> Set problem: Leave the pictures out and quote only the lines from the one with "Convert this document image to plain text." down to the end of the listing below.

> Dataset excerpts:
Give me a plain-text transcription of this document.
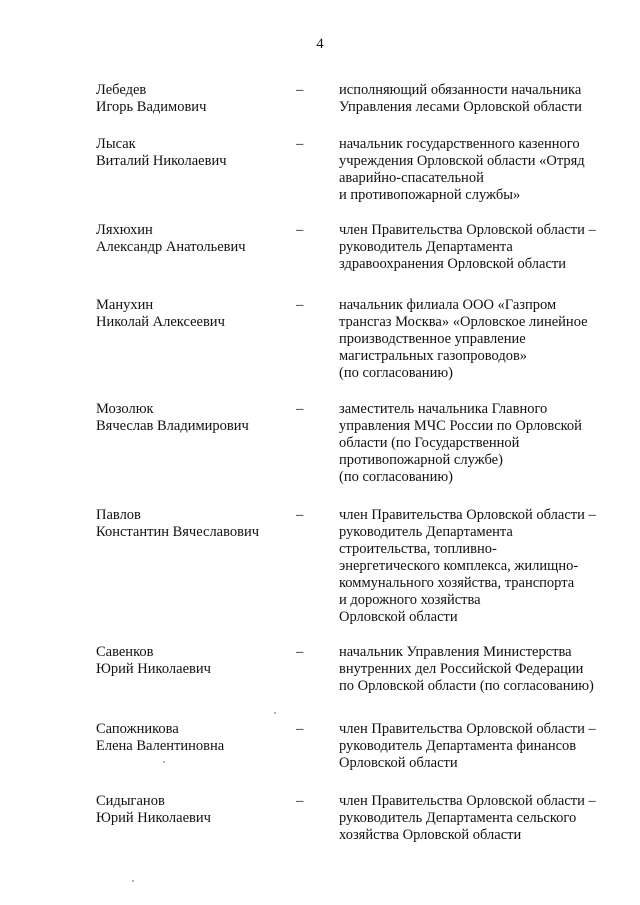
4
Лебедев
Игорь Вадимович
– исполняющий обязанности начальника
Управления лесами Орловской области
Лысак
Виталий Николаевич
– начальник государственного казенного
учреждения Орловской области «Отряд
аварийно-спасательной
и противопожарной службы»
Ляхюхин
Александр Анатольевич
– член Правительства Орловской области –
руководитель Департамента
здравоохранения Орловской области
Манухин
Николай Алексеевич
– начальник филиала ООО «Газпром
трансгаз Москва» «Орловское линейное
производственное управление
магистральных газопроводов»
(по согласованию)
Мозолюк
Вячеслав Владимирович
– заместитель начальника Главного
управления МЧС России по Орловской
области (по Государственной
противопожарной службе)
(по согласованию)
Павлов
Константин Вячеславович
– член Правительства Орловской области –
руководитель Департамента
строительства, топливно-
энергетического комплекса, жилищно-
коммунального хозяйства, транспорта
и дорожного хозяйства
Орловской области
Савенков
Юрий Николаевич
– начальник Управления Министерства
внутренних дел Российской Федерации
по Орловской области (по согласованию)
Сапожникова
Елена Валентиновна
– член Правительства Орловской области –
руководитель Департамента финансов
Орловской области
Сидыганов
Юрий Николаевич
– член Правительства Орловской области –
руководитель Департамента сельского
хозяйства Орловской области
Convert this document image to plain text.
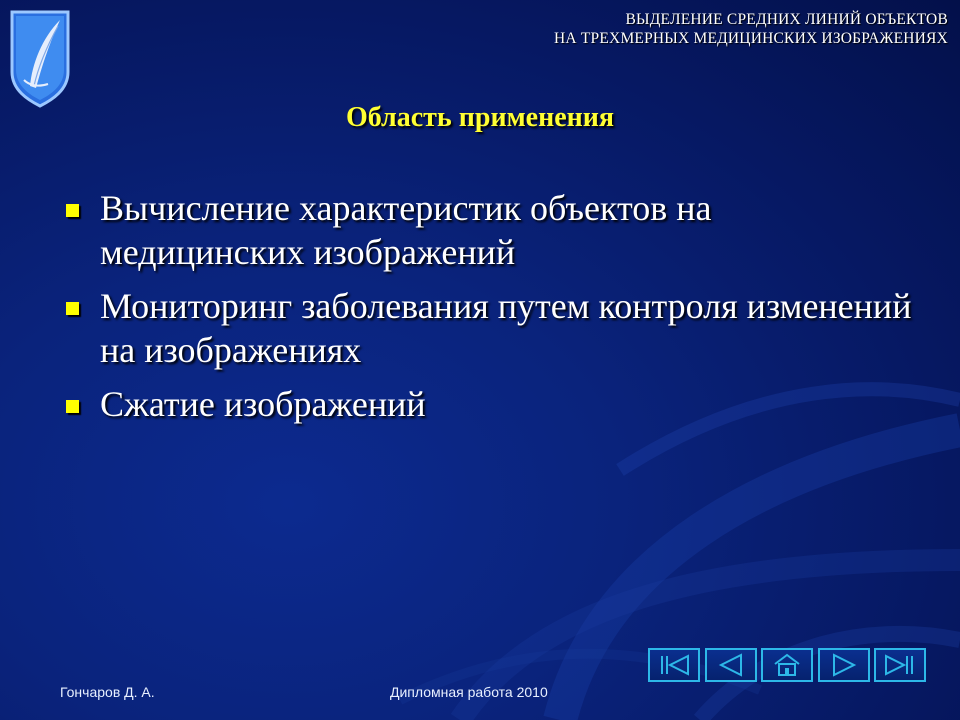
ВЫДЕЛЕНИЕ СРЕДНИХ ЛИНИЙ ОБЪЕКТОВ
НА ТРЕХМЕРНЫХ МЕДИЦИНСКИХ ИЗОБРАЖЕНИЯХ
Область применения
Вычисление характеристик объектов на медицинских изображений
Мониторинг заболевания путем контроля изменений на изображениях
Сжатие изображений
Гончаров Д. А.	Дипломная работа 2010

> Written response:
Convert this document image to plain text.
ВЫДЕЛЕНИЕ СРЕДНИХ ЛИНИЙ ОБЪЕКТОВ
НА ТРЕХМЕРНЫХ МЕДИЦИНСКИХ ИЗОБРАЖЕНИЯХ
Область применения
Вычисление характеристик объектов на медицинских изображений
Мониторинг заболевания путем контроля изменений на изображениях
Сжатие изображений
Гончаров Д. А.	Дипломная работа 2010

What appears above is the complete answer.